* BEGIN PASSAGE PROVIDED *

All of this thinking, however, did not stop me from following celebrities like a tired, jealous fan. I suppose that’s the irony of life; they say that people are only jealous of you because they don’t have what you have, but I don’t want to be like them, yet I still desire to peek into their windows of life, and see how they live it. Footballers mostly are good people. They talk about things in pretty much the same way we do, and sometimes their expert opinions on their own sport can be used as a reference to facilitate kicking some ass during a friendly discussion amongst us football fanatics.
The other celebrities? The people engaged in artistic pursuit? Nah, most of them are just attention seeking brats flying around a mob of dimwits like a fly around a huge light. They talk about the most random and stupid of things one can imagine. You might now want to raise a question here, too: “Why do you read and follow whatever they write then, huh?”. I’d say that this would be a fair jibe traded towards my direction, but I am not without an answer. You see, you can really judge without content. That’s obvious, really. But there is more – ‘Retweet’ option from Twitter is a pretty generous one. They say that you should spread laughter around, and that’s what many people do; retweeting ‘stupid’ tweets from stupid artists help me have a laugh whenever I need one. I remember when someone retweeted Veena Malik a.k.a The Drama Queen (Please, forgive me). It went as follows: “On a shopping spree! Phew!”. Phew? Perhaps that’s an expression used when you get some slack after a hectic period. But is acting hectic? Is dancing almost naked in a song anywhere near hectic? I guess not. Makes my suspicion about artists being over-paid beyond bounds even more concrete.
Not all celebrities are bad, though. You can always follow Piers Morgan, and every other guy who he has a problem with. Entertainment, I tell you. Pure fucking entertainment. And don’t forget Joey Barton. You can’t help but let out a chuckle when he says “I was used to be mentioned in the same league as Messi, once” or when he famously taunted Eden Hazard for ‘not hitting the ball boy hard enough.” Piers is in a league of his own. Scribing names such as ‘Bench-warmer’ and ‘Shrek’ for Michael Owen and Wayne Rooney, he can sometimes talks sense besides Arsenal football club, too.

* END PASSAGE PROVIDED *
* BEGIN MATERIAL SUPPLIED *

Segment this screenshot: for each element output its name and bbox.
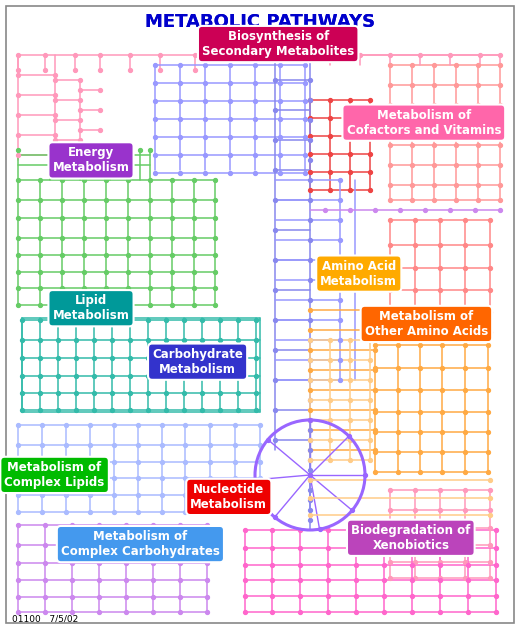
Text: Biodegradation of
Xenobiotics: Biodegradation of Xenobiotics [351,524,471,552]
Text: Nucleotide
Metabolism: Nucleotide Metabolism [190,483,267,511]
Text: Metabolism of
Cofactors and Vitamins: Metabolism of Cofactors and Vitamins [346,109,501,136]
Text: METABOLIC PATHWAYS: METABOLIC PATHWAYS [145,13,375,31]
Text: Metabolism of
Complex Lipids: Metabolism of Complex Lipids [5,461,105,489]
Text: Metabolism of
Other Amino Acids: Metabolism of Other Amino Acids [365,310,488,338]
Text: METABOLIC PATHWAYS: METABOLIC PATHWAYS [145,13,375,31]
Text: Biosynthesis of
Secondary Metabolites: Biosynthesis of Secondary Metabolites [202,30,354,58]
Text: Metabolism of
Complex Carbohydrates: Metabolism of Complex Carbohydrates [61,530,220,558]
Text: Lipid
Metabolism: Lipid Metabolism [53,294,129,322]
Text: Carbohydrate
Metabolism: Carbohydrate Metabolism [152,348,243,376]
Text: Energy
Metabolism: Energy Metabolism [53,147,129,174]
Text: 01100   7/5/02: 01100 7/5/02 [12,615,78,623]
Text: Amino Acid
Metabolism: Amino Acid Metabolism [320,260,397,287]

* END MATERIAL SUPPLIED *
* BEGIN MATERIAL SUPPLIED *

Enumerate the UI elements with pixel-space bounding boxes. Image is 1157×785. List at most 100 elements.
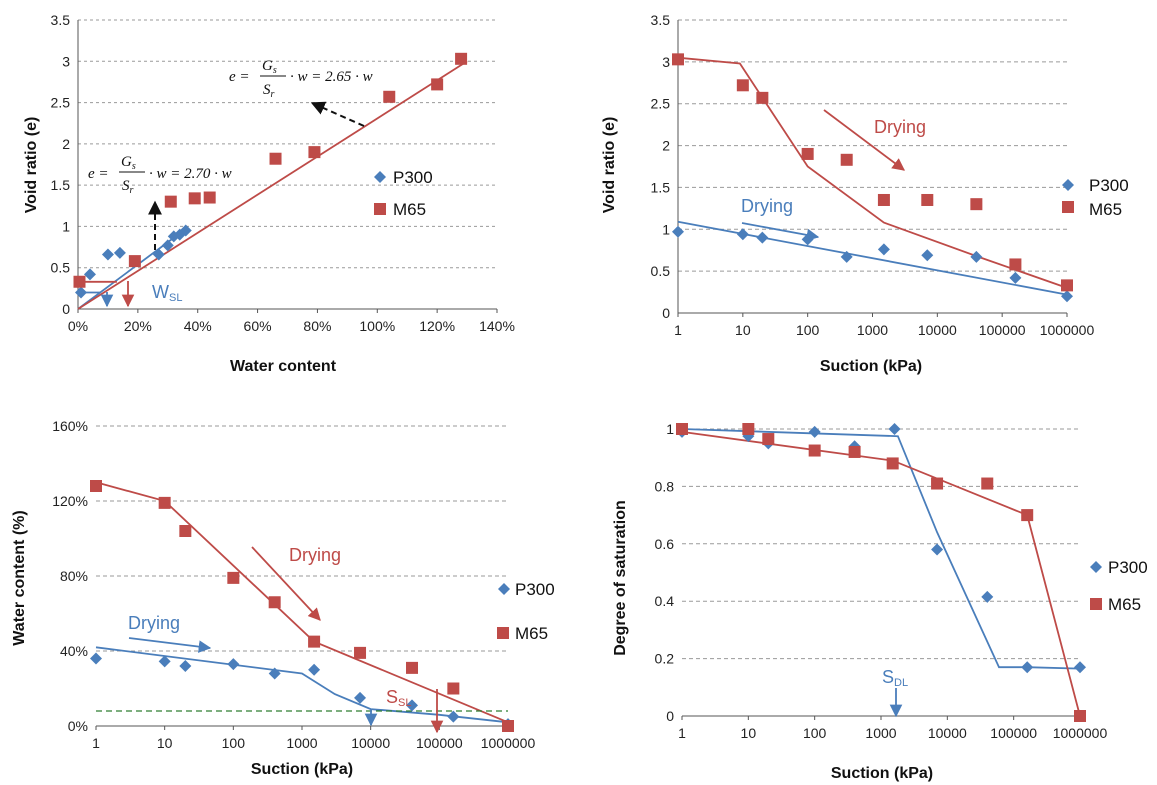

* END MATERIAL SUPPLIED *

= TASKS FOR THIS EXERCISE =
(A) Summarize the passage on following celebrities in two sentences.
(B) Answer these questions using the passage on following celebrities, giving each answer on its own line with the matching label.
(i) According to the passage, what can footballers' expert opinions on their own sport be used for?
(ii) What did the retweeted Veena Malik tweet say?
(iii) What names did Piers Morgan give Michael Owen and Wayne Rooney?
(C) Rewrite the paragraph of the passage on following celebrities that begins "All of this thinking, however," as a short bulleted list that keeps its main facts.

= WRITTEN ANSWERS =
(A) The writer still follows celebrities despite not wanting to be like them, and finds footballers mostly good people whose expert opinions are useful in friendly discussions among fans. Most artistic celebrities are dismissed as attention-seeking brats who talk about random, stupid things, though retweets of their tweets, such as one from Veena Malik, give the writer a laugh, and Piers Morgan and Joey Barton are named as entertaining exceptions.

(B)
(i) They can be used as a reference in a friendly discussion among football fans.
(ii) "On a shopping spree! Phew!"
(iii) He called Michael Owen "Bench-warmer" and Wayne Rooney "Shrek."

(C)
- Despite all this thinking, the writer still follows celebrities like a tired, jealous fan.
- The writer calls this the irony of life: not wanting to be like celebrities, yet still wanting to peek into how they live.
- Footballers are mostly good people who talk about things in much the same way fans do.
- Their expert opinions on their own sport can serve as a reference in friendly discussions among football fans.